▶ _STATED GOAL_
Which lines in the records below contain the word "płaszcza"? Copy each one out.
┌──
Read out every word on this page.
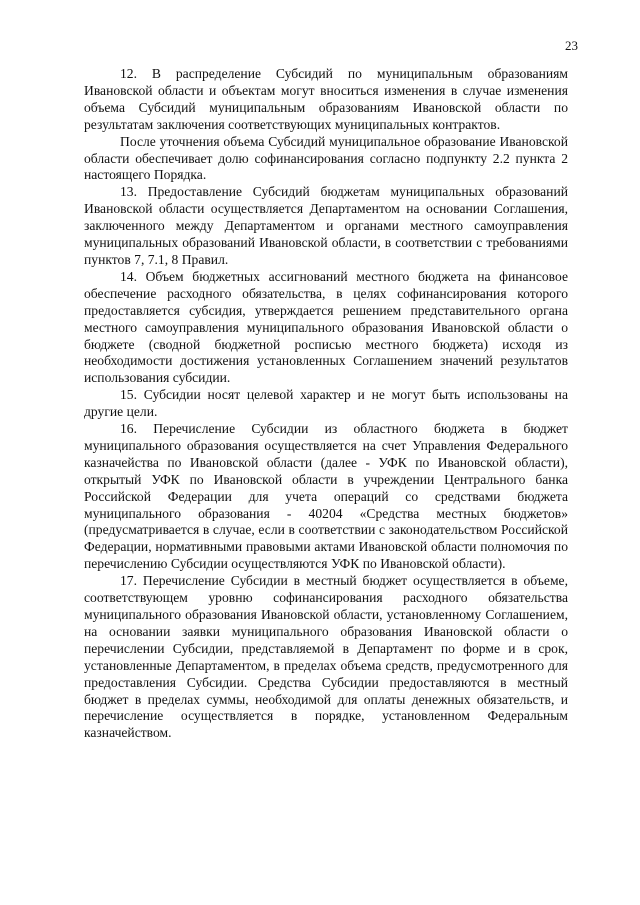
23

12. В распределение Субсидий по муниципальным образованиям Ивановской области и объектам могут вноситься изменения в случае изменения объема Субсидий муниципальным образованиям Ивановской области по результатам заключения соответствующих муниципальных контрактов.

После уточнения объема Субсидий муниципальное образование Ивановской области обеспечивает долю софинансирования согласно подпункту 2.2 пункта 2 настоящего Порядка.

13. Предоставление Субсидий бюджетам муниципальных образований Ивановской области осуществляется Департаментом на основании Соглашения, заключенного между Департаментом и органами местного самоуправления муниципальных образований Ивановской области, в соответствии с требованиями пунктов 7, 7.1, 8 Правил.

14. Объем бюджетных ассигнований местного бюджета на финансовое обеспечение расходного обязательства, в целях софинансирования которого предоставляется субсидия, утверждается решением представительного органа местного самоуправления муниципального образования Ивановской области о бюджете (сводной бюджетной росписью местного бюджета) исходя из необходимости достижения установленных Соглашением значений результатов использования субсидии.

15. Субсидии носят целевой характер и не могут быть использованы на другие цели.

16. Перечисление Субсидии из областного бюджета в бюджет муниципального образования осуществляется на счет Управления Федерального казначейства по Ивановской области (далее - УФК по Ивановской области), открытый УФК по Ивановской области в учреждении Центрального банка Российской Федерации для учета операций со средствами бюджета муниципального образования - 40204 «Средства местных бюджетов» (предусматривается в случае, если в соответствии с законодательством Российской Федерации, нормативными правовыми актами Ивановской области полномочия по перечислению Субсидии осуществляются УФК по Ивановской области).

17. Перечисление Субсидии в местный бюджет осуществляется в объеме, соответствующем уровню софинансирования расходного обязательства муниципального образования Ивановской области, установленному Соглашением, на основании заявки муниципального образования Ивановской области о перечислении Субсидии, представляемой в Департамент по форме и в срок, установленные Департаментом, в пределах объема средств, предусмотренного для предоставления Субсидии. Средства Субсидии предоставляются в местный бюджет в пределах суммы, необходимой для оплаты денежных обязательств, и перечисление осуществляется в порядке, установленном Федеральным казначейством.
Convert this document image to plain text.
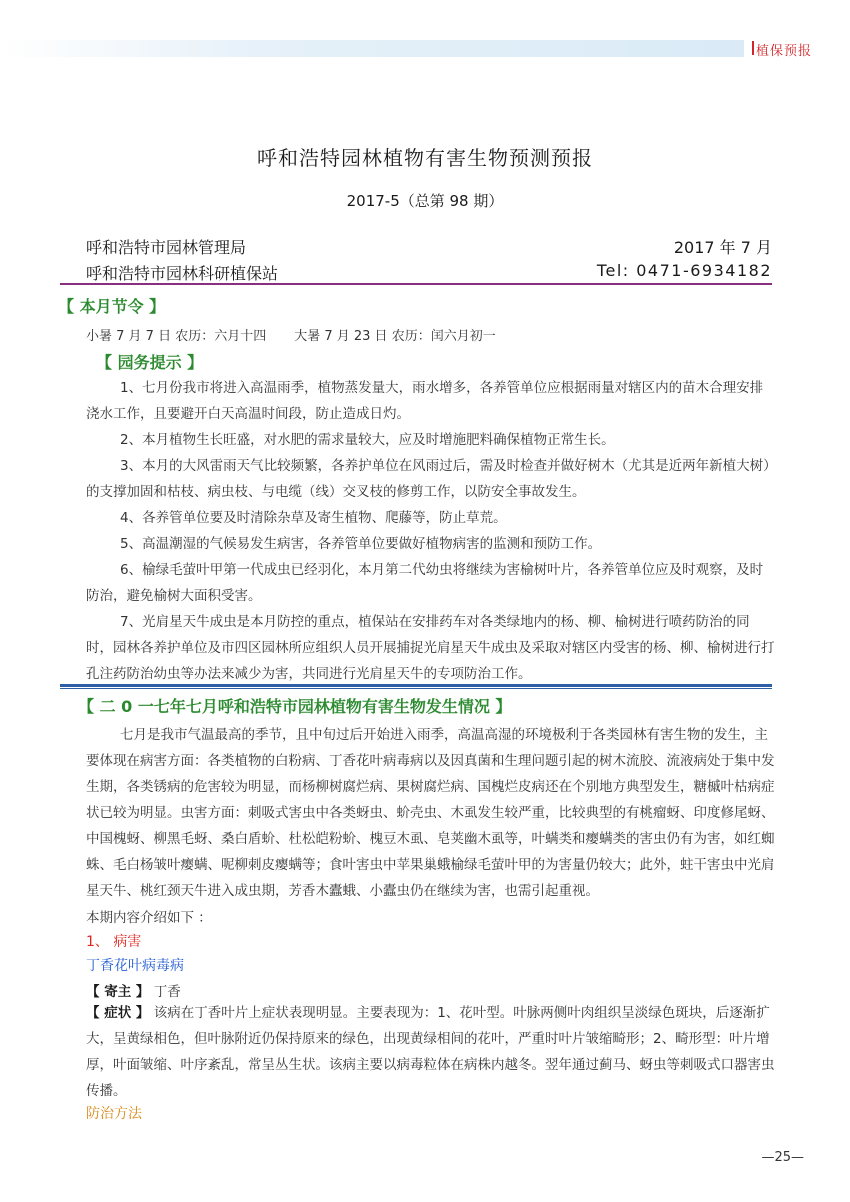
植保预报
呼和浩特园林植物有害生物预测预报
2017-5（总第 98 期）
呼和浩特市园林管理局	2017 年 7 月
呼和浩特市园林科研植保站	Tel: 0471-6934182
【 本月节令 】
小暑 7 月 7 日 农历：六月十四 大暑 7 月 23 日 农历：闰六月初一
【 园务提示 】

1、七月份我市将进入高温雨季，植物蒸发量大，雨水增多，各养管单位应根据雨量对辖区内的苗木合理安排浇水工作，且要避开白天高温时间段，防止造成日灼。

2、本月植物生长旺盛，对水肥的需求量较大，应及时增施肥料确保植物正常生长。

3、本月的大风雷雨天气比较频繁，各养护单位在风雨过后，需及时检查并做好树木（尤其是近两年新植大树）的支撑加固和枯枝、病虫枝、与电缆（线）交叉枝的修剪工作，以防安全事故发生。

4、各养管单位要及时清除杂草及寄生植物、爬藤等，防止草荒。

5、高温潮湿的气候易发生病害，各养管单位要做好植物病害的监测和预防工作。

6、榆绿毛萤叶甲第一代成虫已经羽化，本月第二代幼虫将继续为害榆树叶片，各养管单位应及时观察，及时防治，避免榆树大面积受害。

7、光肩星天牛成虫是本月防控的重点，植保站在安排药车对各类绿地内的杨、柳、榆树进行喷药防治的同时，园林各养护单位及市四区园林所应组织人员开展捕捉光肩星天牛成虫及采取对辖区内受害的杨、柳、榆树进行打孔注药防治幼虫等办法来减少为害，共同进行光肩星天牛的专项防治工作。

【 二 0 一七年七月呼和浩特市园林植物有害生物发生情况 】

七月是我市气温最高的季节，且中旬过后开始进入雨季，高温高湿的环境极利于各类园林有害生物的发生，主要体现在病害方面：各类植物的白粉病、丁香花叶病毒病以及因真菌和生理问题引起的树木流胶、流液病处于集中发生期，各类锈病的危害较为明显，而杨柳树腐烂病、果树腐烂病、国槐烂皮病还在个别地方典型发生，糖槭叶枯病症状已较为明显。虫害方面：刺吸式害虫中各类蚜虫、蚧壳虫、木虱发生较严重，比较典型的有桃瘤蚜、印度修尾蚜、中国槐蚜、柳黑毛蚜、桑白盾蚧、杜松皑粉蚧、槐豆木虱、皂荚幽木虱等，叶螨类和瘿螨类的害虫仍有为害，如红蜘蛛、毛白杨皱叶瘿螨、呢柳刺皮瘿螨等；食叶害虫中苹果巢蛾榆绿毛萤叶甲的为害量仍较大；此外，蛀干害虫中光肩星天牛、桃红颈天牛进入成虫期，芳香木蠹蛾、小蠹虫仍在继续为害，也需引起重视。

本期内容介绍如下 ：
1、 病害
丁香花叶病毒病
【 寄主 】 丁香

【 症状 】 该病在丁香叶片上症状表现明显。主要表现为：1、花叶型。叶脉两侧叶肉组织呈淡绿色斑块，后逐渐扩大，呈黄绿相色，但叶脉附近仍保持原来的绿色，出现黄绿相间的花叶，严重时叶片皱缩畸形；2、畸形型：叶片增厚，叶面皱缩、叶序紊乱，常呈丛生状。该病主要以病毒粒体在病株内越冬。翌年通过蓟马、蚜虫等刺吸式口器害虫传播。

防治方法
—25—
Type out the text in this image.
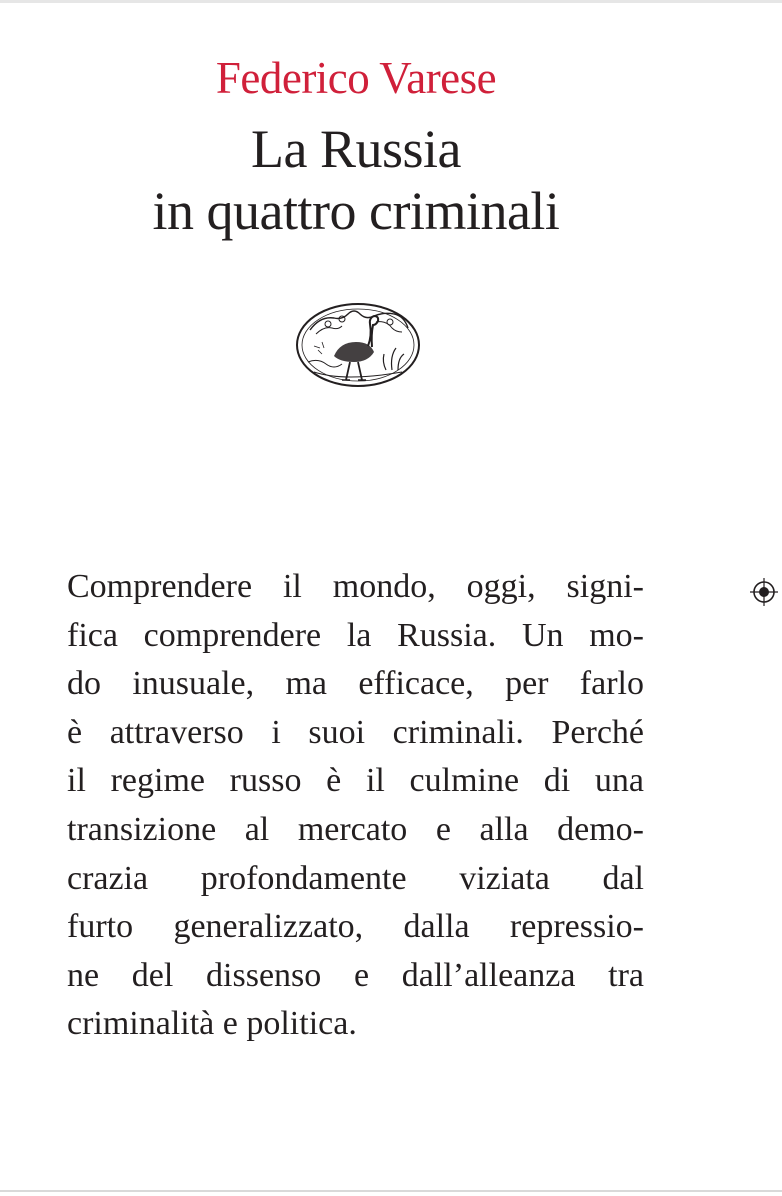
Federico Varese
La Russia
in quattro criminali
Comprendere il mondo, oggi, signi-
fica comprendere la Russia. Un mo-
do inusuale, ma efficace, per farlo
è attraverso i suoi criminali. Perché
il regime russo è il culmine di una
transizione al mercato e alla demo-
crazia profondamente viziata dal
furto generalizzato, dalla repressio-
ne del dissenso e dall’alleanza tra
criminalità e politica.
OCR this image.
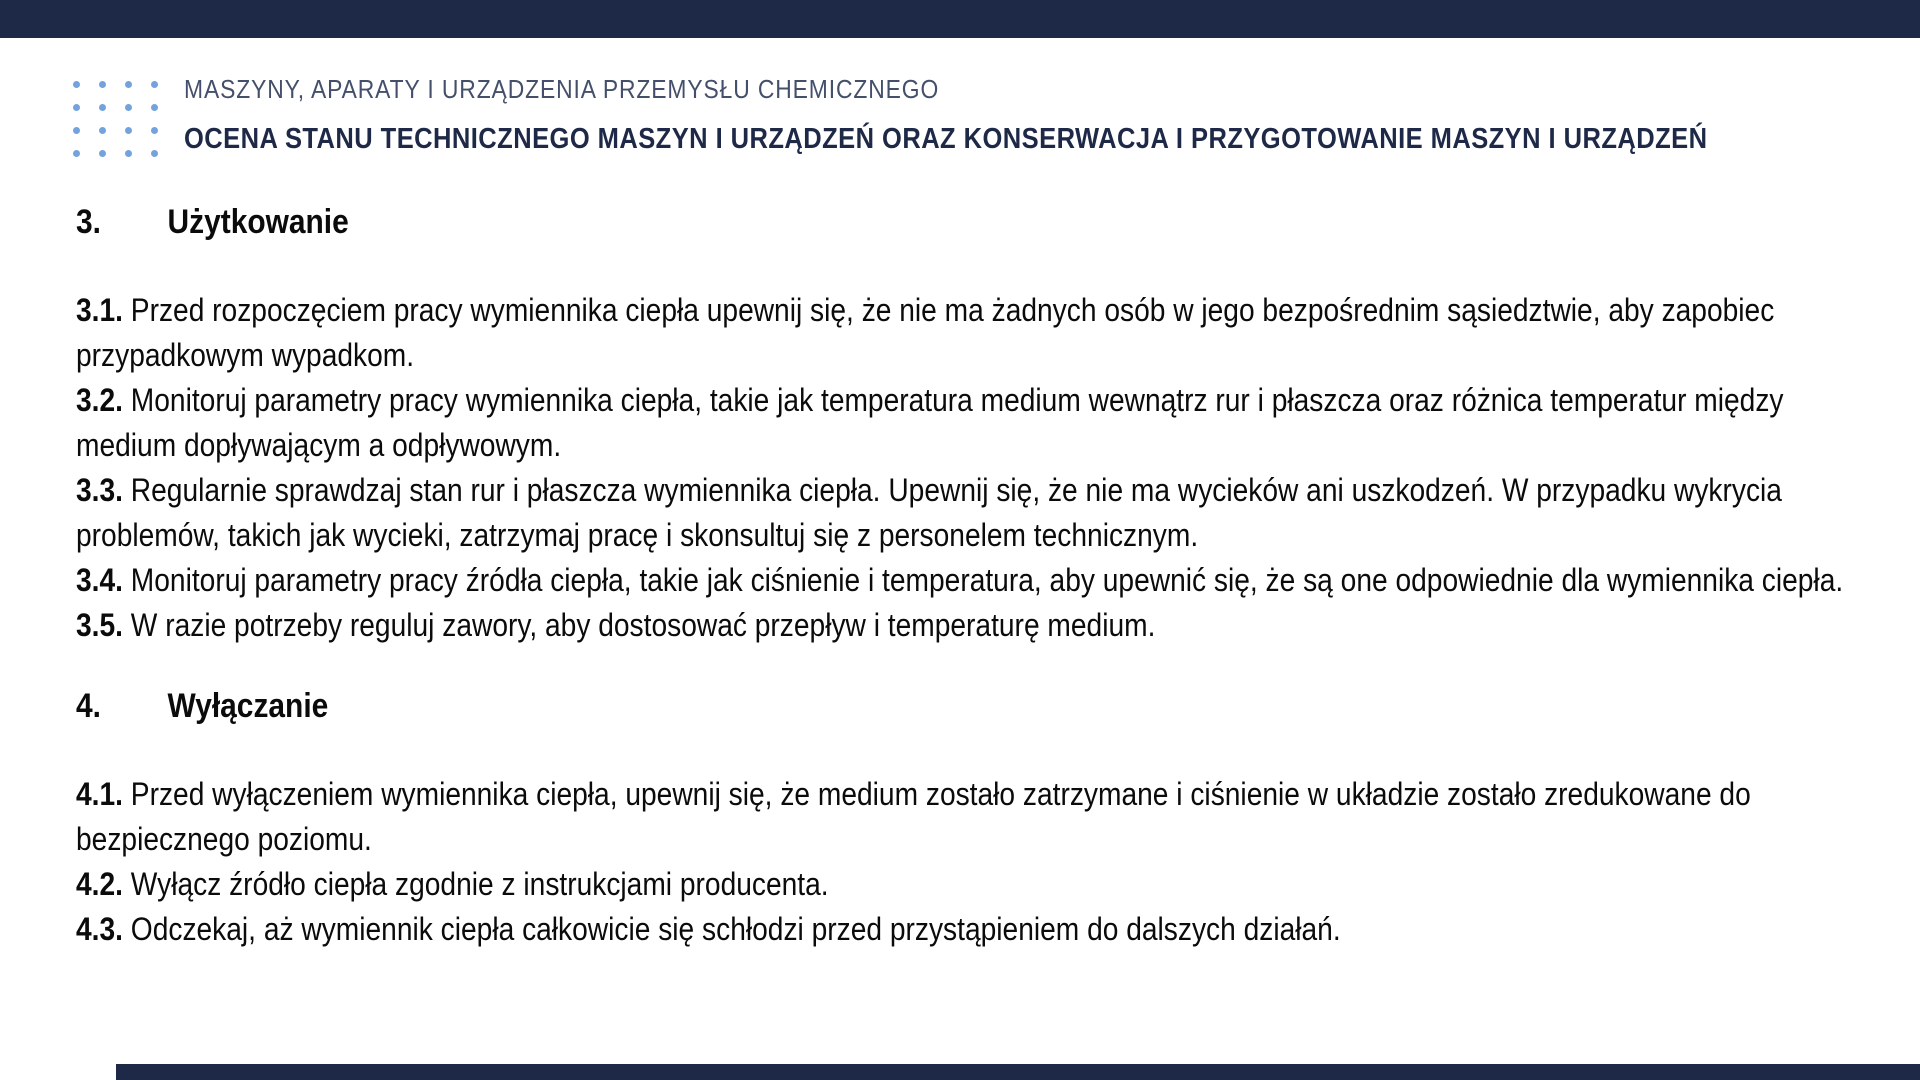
MASZYNY, APARATY I URZĄDZENIA PRZEMYSŁU CHEMICZNEGO
OCENA STANU TECHNICZNEGO MASZYN I URZĄDZEŃ ORAZ KONSERWACJA I PRZYGOTOWANIE MASZYN I URZĄDZEŃ
3. Użytkowanie

3.1. Przed rozpoczęciem pracy wymiennika ciepła upewnij się, że nie ma żadnych osób w jego bezpośrednim sąsiedztwie, aby zapobiec przypadkowym wypadkom.

3.2. Monitoruj parametry pracy wymiennika ciepła, takie jak temperatura medium wewnątrz rur i płaszcza oraz różnica temperatur między medium dopływającym a odpływowym.

3.3. Regularnie sprawdzaj stan rur i płaszcza wymiennika ciepła. Upewnij się, że nie ma wycieków ani uszkodzeń. W przypadku wykrycia problemów, takich jak wycieki, zatrzymaj pracę i skonsultuj się z personelem technicznym.

3.4. Monitoruj parametry pracy źródła ciepła, takie jak ciśnienie i temperatura, aby upewnić się, że są one odpowiednie dla wymiennika ciepła.

3.5. W razie potrzeby reguluj zawory, aby dostosować przepływ i temperaturę medium.

4. Wyłączanie

4.1. Przed wyłączeniem wymiennika ciepła, upewnij się, że medium zostało zatrzymane i ciśnienie w układzie zostało zredukowane do bezpiecznego poziomu.

4.2. Wyłącz źródło ciepła zgodnie z instrukcjami producenta.

4.3. Odczekaj, aż wymiennik ciepła całkowicie się schłodzi przed przystąpieniem do dalszych działań.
└──
▶ _WRITTEN RESPONSE_
3.2. Monitoruj parametry pracy wymiennika ciepła, takie jak temperatura medium wewnątrz rur i płaszcza oraz różnica temperatur między medium dopływającym a odpływowym.
3.3. Regularnie sprawdzaj stan rur i płaszcza wymiennika ciepła. Upewnij się, że nie ma wycieków ani uszkodzeń. W przypadku wykrycia problemów, takich jak wycieki, zatrzymaj pracę i skonsultuj się z personelem technicznym.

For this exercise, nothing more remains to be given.